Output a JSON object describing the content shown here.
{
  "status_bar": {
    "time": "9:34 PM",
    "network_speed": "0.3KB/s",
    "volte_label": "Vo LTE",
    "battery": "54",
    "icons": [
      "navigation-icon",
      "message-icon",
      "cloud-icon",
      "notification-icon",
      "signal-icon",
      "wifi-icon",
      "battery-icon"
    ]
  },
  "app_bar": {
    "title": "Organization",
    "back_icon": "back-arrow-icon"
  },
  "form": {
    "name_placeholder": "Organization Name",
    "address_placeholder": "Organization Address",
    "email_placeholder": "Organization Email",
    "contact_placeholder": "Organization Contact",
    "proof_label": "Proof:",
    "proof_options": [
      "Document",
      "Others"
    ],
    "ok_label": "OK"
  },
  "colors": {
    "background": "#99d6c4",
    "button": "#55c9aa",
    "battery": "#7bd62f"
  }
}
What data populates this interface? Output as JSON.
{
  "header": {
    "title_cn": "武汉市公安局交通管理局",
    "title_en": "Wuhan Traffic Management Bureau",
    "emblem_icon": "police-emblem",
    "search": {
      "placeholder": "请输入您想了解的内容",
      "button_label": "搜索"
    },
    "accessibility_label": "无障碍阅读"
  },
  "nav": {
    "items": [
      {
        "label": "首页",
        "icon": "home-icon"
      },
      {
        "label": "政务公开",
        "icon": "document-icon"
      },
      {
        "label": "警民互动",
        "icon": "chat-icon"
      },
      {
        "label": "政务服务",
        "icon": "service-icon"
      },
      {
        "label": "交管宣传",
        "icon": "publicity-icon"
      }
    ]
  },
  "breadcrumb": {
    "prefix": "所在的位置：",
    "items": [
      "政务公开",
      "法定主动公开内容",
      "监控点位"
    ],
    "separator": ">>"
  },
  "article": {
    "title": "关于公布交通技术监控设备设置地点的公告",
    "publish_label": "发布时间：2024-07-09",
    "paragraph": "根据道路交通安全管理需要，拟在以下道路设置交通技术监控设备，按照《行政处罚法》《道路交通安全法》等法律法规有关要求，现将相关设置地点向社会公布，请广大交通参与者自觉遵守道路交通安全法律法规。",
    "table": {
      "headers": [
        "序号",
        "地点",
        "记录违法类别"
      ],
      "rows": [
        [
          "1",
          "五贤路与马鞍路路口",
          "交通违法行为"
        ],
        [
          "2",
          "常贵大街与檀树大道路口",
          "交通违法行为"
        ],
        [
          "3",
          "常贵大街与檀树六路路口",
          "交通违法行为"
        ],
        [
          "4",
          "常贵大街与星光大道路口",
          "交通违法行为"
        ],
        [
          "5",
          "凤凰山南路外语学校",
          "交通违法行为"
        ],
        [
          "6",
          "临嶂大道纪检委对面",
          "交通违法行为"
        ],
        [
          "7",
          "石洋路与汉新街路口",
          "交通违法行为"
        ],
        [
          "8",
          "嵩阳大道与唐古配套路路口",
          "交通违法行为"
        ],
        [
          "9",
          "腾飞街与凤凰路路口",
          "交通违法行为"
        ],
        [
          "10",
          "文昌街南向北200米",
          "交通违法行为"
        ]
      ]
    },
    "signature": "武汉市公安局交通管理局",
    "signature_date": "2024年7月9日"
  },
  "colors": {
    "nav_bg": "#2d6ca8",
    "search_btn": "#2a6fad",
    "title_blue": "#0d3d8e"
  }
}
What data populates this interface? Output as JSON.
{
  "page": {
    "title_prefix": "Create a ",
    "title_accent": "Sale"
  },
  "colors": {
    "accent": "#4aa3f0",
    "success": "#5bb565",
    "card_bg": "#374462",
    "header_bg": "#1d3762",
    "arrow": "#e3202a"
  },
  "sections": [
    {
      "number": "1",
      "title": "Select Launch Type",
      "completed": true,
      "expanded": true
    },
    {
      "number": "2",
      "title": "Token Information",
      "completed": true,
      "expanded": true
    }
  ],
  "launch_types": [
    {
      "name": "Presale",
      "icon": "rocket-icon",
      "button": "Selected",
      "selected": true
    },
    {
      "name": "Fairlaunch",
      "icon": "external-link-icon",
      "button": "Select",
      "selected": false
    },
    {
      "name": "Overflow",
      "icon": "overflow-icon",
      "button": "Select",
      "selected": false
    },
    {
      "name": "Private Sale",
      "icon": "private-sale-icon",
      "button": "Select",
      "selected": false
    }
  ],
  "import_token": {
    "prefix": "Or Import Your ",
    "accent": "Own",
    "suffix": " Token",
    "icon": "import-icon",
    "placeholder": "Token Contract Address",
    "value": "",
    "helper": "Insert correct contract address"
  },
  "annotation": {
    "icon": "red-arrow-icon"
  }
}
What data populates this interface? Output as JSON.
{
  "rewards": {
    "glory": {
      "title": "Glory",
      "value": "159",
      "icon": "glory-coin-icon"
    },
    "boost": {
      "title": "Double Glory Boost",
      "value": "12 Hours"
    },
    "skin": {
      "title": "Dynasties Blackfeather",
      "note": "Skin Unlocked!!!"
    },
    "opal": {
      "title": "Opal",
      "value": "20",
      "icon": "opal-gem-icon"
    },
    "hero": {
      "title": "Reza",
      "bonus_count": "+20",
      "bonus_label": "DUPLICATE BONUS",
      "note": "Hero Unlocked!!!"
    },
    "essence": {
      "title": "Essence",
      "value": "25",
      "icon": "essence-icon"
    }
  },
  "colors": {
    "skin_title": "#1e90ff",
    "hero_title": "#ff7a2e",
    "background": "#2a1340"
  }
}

◆ GIVEN PROBLEM
Restate every entry word for word.

◆ SOLUTION
Output a JSON object describing the content shown here.
{
  "status_bar": {
    "time": "9:34 PM",
    "network_speed": "0.3KB/s",
    "volte_label": "Vo LTE",
    "battery": "54",
    "icons": [
      "navigation-icon",
      "message-icon",
      "cloud-icon",
      "notification-icon",
      "signal-icon",
      "wifi-icon",
      "battery-icon"
    ]
  },
  "app_bar": {
    "title": "Organization",
    "back_icon": "back-arrow-icon"
  },
  "form": {
    "name_placeholder": "Organization Name",
    "address_placeholder": "Organization Address",
    "email_placeholder": "Organization Email",
    "contact_placeholder": "Organization Contact",
    "proof_label": "Proof:",
    "proof_options": [
      "Document",
      "Others"
    ],
    "ok_label": "OK"
  },
  "colors": {
    "background": "#99d6c4",
    "button": "#55c9aa",
    "battery": "#7bd62f"
  }
}
What data populates this interface? Output as JSON.
{
  "header": {
    "title_cn": "武汉市公安局交通管理局",
    "title_en": "Wuhan Traffic Management Bureau",
    "emblem_icon": "police-emblem",
    "search": {
      "placeholder": "请输入您想了解的内容",
      "button_label": "搜索"
    },
    "accessibility_label": "无障碍阅读"
  },
  "nav": {
    "items": [
      {
        "label": "首页",
        "icon": "home-icon"
      },
      {
        "label": "政务公开",
        "icon": "document-icon"
      },
      {
        "label": "警民互动",
        "icon": "chat-icon"
      },
      {
        "label": "政务服务",
        "icon": "service-icon"
      },
      {
        "label": "交管宣传",
        "icon": "publicity-icon"
      }
    ]
  },
  "breadcrumb": {
    "prefix": "所在的位置：",
    "items": [
      "政务公开",
      "法定主动公开内容",
      "监控点位"
    ],
    "separator": ">>"
  },
  "article": {
    "title": "关于公布交通技术监控设备设置地点的公告",
    "publish_label": "发布时间：2024-07-09",
    "paragraph": "根据道路交通安全管理需要，拟在以下道路设置交通技术监控设备，按照《行政处罚法》《道路交通安全法》等法律法规有关要求，现将相关设置地点向社会公布，请广大交通参与者自觉遵守道路交通安全法律法规。",
    "table": {
      "headers": [
        "序号",
        "地点",
        "记录违法类别"
      ],
      "rows": [
        [
          "1",
          "五贤路与马鞍路路口",
          "交通违法行为"
        ],
        [
          "2",
          "常贵大街与檀树大道路口",
          "交通违法行为"
        ],
        [
          "3",
          "常贵大街与檀树六路路口",
          "交通违法行为"
        ],
        [
          "4",
          "常贵大街与星光大道路口",
          "交通违法行为"
        ],
        [
          "5",
          "凤凰山南路外语学校",
          "交通违法行为"
        ],
        [
          "6",
          "临嶂大道纪检委对面",
          "交通违法行为"
        ],
        [
          "7",
          "石洋路与汉新街路口",
          "交通违法行为"
        ],
        [
          "8",
          "嵩阳大道与唐古配套路路口",
          "交通违法行为"
        ],
        [
          "9",
          "腾飞街与凤凰路路口",
          "交通违法行为"
        ],
        [
          "10",
          "文昌街南向北200米",
          "交通违法行为"
        ]
      ]
    },
    "signature": "武汉市公安局交通管理局",
    "signature_date": "2024年7月9日"
  },
  "colors": {
    "nav_bg": "#2d6ca8",
    "search_btn": "#2a6fad",
    "title_blue": "#0d3d8e"
  }
}
What data populates this interface? Output as JSON.
{
  "page": {
    "title_prefix": "Create a ",
    "title_accent": "Sale"
  },
  "colors": {
    "accent": "#4aa3f0",
    "success": "#5bb565",
    "card_bg": "#374462",
    "header_bg": "#1d3762",
    "arrow": "#e3202a"
  },
  "sections": [
    {
      "number": "1",
      "title": "Select Launch Type",
      "completed": true,
      "expanded": true
    },
    {
      "number": "2",
      "title": "Token Information",
      "completed": true,
      "expanded": true
    }
  ],
  "launch_types": [
    {
      "name": "Presale",
      "icon": "rocket-icon",
      "button": "Selected",
      "selected": true
    },
    {
      "name": "Fairlaunch",
      "icon": "external-link-icon",
      "button": "Select",
      "selected": false
    },
    {
      "name": "Overflow",
      "icon": "overflow-icon",
      "button": "Select",
      "selected": false
    },
    {
      "name": "Private Sale",
      "icon": "private-sale-icon",
      "button": "Select",
      "selected": false
    }
  ],
  "import_token": {
    "prefix": "Or Import Your ",
    "accent": "Own",
    "suffix": " Token",
    "icon": "import-icon",
    "placeholder": "Token Contract Address",
    "value": "",
    "helper": "Insert correct contract address"
  },
  "annotation": {
    "icon": "red-arrow-icon"
  }
}
What data populates this interface? Output as JSON.
{
  "rewards": {
    "glory": {
      "title": "Glory",
      "value": "159",
      "icon": "glory-coin-icon"
    },
    "boost": {
      "title": "Double Glory Boost",
      "value": "12 Hours"
    },
    "skin": {
      "title": "Dynasties Blackfeather",
      "note": "Skin Unlocked!!!"
    },
    "opal": {
      "title": "Opal",
      "value": "20",
      "icon": "opal-gem-icon"
    },
    "hero": {
      "title": "Reza",
      "bonus_count": "+20",
      "bonus_label": "DUPLICATE BONUS",
      "note": "Hero Unlocked!!!"
    },
    "essence": {
      "title": "Essence",
      "value": "25",
      "icon": "essence-icon"
    }
  },
  "colors": {
    "skin_title": "#1e90ff",
    "hero_title": "#ff7a2e",
    "background": "#2a1340"
  }
}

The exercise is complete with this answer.